▶ _Your objective_: Reply with one number: the count of lines in the records below that hold "âmes".

═══ Dataset records

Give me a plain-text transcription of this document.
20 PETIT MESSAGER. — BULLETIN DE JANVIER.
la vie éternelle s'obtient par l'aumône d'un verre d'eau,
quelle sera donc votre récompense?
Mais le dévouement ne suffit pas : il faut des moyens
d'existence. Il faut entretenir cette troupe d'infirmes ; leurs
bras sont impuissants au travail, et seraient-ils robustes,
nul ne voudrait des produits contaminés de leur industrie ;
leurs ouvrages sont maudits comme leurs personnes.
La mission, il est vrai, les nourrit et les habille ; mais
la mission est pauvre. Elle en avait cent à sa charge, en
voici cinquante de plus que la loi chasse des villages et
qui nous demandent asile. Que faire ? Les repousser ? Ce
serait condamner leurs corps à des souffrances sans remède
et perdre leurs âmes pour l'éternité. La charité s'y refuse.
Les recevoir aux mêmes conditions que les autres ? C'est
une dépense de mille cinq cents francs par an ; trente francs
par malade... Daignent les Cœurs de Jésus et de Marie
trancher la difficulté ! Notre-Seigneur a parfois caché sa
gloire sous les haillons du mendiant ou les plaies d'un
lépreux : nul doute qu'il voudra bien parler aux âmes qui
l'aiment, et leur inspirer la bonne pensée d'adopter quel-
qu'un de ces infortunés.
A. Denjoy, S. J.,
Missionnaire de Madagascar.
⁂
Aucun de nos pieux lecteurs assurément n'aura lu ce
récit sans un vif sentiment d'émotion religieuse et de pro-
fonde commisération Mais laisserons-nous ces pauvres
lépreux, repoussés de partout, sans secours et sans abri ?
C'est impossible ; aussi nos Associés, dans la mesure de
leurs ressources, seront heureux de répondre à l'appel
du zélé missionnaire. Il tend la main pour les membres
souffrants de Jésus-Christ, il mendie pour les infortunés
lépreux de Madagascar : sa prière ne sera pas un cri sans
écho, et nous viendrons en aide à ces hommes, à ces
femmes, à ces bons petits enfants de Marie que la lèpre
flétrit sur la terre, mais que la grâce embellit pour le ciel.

══════

▶ _Solution_: 2